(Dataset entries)
☆ ☆ ☆ ☆
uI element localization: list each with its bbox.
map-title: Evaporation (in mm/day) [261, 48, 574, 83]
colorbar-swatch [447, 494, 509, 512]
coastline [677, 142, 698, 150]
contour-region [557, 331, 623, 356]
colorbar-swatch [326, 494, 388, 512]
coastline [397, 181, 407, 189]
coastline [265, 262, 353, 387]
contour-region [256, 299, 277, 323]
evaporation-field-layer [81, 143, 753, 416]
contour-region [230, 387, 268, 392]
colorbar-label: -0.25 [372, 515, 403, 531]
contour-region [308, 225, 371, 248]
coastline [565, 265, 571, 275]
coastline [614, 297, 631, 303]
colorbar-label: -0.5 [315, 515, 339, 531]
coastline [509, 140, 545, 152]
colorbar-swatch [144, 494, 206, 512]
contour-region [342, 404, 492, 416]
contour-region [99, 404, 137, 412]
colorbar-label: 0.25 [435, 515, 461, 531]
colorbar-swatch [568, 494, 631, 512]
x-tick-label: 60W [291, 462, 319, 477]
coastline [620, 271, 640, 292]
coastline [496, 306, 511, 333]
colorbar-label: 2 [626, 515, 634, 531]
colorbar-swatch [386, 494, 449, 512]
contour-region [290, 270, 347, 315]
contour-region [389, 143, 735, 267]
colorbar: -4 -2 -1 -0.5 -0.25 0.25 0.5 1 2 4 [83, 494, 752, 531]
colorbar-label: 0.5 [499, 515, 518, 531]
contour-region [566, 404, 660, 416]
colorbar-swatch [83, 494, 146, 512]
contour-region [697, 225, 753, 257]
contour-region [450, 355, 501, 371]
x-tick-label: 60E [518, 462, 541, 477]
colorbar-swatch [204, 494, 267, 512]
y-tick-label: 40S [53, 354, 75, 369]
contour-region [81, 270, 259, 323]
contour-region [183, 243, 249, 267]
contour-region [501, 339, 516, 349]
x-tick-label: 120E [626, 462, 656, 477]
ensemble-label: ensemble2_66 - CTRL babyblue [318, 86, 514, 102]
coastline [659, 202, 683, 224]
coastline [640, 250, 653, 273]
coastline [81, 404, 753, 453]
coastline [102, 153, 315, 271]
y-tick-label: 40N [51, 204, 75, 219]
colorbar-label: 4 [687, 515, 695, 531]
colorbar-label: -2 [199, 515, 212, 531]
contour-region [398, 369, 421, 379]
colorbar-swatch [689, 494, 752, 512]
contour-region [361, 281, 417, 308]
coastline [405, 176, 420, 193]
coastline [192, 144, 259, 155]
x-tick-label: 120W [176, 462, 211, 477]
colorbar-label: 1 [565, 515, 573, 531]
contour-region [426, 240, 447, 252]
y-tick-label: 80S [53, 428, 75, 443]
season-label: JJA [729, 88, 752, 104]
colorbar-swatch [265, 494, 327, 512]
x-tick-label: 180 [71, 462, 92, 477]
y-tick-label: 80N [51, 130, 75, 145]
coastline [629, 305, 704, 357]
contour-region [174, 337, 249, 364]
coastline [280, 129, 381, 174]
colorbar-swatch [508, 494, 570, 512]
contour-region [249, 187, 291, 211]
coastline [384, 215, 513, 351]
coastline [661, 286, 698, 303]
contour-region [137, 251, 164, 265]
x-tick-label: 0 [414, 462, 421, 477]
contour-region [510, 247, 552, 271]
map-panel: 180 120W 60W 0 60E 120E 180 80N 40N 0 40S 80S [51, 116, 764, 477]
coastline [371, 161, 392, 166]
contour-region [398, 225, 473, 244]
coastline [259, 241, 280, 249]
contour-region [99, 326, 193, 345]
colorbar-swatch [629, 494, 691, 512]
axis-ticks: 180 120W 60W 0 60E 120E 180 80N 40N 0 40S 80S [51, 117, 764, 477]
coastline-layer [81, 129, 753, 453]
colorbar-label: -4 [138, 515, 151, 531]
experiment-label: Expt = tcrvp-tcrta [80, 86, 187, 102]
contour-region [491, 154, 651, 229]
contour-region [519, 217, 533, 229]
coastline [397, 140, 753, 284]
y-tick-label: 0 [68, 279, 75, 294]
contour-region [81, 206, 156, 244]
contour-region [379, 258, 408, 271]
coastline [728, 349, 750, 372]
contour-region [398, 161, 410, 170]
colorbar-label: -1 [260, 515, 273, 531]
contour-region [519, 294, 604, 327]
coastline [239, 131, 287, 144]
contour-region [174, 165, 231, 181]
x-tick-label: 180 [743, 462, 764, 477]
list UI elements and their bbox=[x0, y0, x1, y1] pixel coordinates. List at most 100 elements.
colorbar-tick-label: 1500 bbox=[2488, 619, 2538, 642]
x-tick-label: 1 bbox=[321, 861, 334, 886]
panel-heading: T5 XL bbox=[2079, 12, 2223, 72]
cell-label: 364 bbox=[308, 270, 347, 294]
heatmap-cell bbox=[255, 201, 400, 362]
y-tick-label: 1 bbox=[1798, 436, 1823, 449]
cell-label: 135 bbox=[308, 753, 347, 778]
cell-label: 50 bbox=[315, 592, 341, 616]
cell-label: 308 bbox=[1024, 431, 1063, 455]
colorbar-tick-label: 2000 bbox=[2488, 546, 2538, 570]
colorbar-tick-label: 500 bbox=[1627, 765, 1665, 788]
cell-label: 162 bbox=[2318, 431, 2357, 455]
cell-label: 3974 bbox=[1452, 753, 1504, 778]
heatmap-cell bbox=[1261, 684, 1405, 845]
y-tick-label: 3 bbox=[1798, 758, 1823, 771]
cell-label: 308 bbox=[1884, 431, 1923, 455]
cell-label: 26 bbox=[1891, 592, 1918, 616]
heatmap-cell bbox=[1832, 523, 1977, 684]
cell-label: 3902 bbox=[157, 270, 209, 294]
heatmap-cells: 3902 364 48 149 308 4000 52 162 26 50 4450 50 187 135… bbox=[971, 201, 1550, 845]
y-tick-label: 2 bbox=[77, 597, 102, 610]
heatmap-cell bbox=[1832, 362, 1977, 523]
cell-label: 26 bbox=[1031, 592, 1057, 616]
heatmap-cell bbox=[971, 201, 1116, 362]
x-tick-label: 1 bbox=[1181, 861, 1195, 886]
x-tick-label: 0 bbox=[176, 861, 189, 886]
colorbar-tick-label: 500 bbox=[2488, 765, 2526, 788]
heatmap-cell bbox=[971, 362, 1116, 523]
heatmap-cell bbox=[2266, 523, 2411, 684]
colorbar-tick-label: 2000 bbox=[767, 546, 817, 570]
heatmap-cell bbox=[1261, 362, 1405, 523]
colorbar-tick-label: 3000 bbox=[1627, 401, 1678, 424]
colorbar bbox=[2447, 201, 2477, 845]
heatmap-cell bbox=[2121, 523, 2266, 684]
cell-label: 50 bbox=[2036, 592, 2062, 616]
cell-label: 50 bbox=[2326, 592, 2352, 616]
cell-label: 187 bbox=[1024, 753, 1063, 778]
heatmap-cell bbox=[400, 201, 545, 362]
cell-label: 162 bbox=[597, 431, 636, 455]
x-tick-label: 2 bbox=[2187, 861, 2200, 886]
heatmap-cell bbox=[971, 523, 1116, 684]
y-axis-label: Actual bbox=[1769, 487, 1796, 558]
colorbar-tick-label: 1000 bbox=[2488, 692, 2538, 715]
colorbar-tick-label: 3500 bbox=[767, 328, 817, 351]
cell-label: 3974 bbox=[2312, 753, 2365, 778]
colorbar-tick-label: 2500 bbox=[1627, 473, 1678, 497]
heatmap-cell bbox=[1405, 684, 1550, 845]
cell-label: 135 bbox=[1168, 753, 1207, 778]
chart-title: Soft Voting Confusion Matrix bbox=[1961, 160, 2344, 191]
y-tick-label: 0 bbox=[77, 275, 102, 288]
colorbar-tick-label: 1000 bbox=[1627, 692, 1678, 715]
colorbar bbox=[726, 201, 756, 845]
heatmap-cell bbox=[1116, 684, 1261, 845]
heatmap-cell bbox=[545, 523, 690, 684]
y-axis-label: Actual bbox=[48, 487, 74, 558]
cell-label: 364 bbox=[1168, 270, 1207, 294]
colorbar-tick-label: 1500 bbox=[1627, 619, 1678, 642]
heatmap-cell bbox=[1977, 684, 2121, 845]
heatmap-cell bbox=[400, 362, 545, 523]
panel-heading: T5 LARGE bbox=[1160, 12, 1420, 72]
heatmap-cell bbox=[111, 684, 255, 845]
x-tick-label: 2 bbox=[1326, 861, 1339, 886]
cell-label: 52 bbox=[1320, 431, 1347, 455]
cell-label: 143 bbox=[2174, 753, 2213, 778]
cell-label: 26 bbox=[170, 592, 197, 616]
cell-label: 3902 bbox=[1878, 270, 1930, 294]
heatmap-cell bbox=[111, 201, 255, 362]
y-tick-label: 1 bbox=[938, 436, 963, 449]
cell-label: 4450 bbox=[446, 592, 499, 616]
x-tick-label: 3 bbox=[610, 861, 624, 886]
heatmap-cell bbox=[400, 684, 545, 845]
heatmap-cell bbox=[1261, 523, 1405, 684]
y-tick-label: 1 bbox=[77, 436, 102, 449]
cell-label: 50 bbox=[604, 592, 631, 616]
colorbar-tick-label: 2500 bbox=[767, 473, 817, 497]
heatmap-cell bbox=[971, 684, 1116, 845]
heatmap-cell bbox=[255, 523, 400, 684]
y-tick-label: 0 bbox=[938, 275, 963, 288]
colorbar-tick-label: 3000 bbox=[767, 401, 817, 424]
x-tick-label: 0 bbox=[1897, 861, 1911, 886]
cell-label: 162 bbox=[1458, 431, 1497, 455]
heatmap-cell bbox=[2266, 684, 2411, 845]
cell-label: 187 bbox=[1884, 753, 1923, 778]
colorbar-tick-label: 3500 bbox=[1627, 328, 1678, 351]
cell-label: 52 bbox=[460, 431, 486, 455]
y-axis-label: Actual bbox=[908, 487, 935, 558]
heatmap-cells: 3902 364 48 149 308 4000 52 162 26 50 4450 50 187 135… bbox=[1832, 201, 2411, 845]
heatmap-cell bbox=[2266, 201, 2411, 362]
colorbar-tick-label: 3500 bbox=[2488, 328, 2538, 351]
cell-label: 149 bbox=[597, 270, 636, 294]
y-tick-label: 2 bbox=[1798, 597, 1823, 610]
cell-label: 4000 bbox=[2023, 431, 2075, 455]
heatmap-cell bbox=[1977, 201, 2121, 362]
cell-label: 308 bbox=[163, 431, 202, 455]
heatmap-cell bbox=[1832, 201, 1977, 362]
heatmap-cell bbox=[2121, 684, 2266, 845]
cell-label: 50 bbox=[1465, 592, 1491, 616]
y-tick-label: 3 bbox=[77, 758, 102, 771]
☆ ☆ ☆ ☆
What to do – Turn the material above into a numbered list, starting at its first line and ending at the line that contains "contour-region [230, 387, 268, 392]". Leave out any blank lines.

Finished answer –
1. uI element localization: list each with its bbox.
2. map-title: Evaporation (in mm/day) [261, 48, 574, 83]
3. colorbar-swatch [447, 494, 509, 512]
4. coastline [677, 142, 698, 150]
5. contour-region [557, 331, 623, 356]
6. colorbar-swatch [326, 494, 388, 512]
7. coastline [397, 181, 407, 189]
8. coastline [265, 262, 353, 387]
9. contour-region [256, 299, 277, 323]
10. evaporation-field-layer [81, 143, 753, 416]
11. contour-region [230, 387, 268, 392]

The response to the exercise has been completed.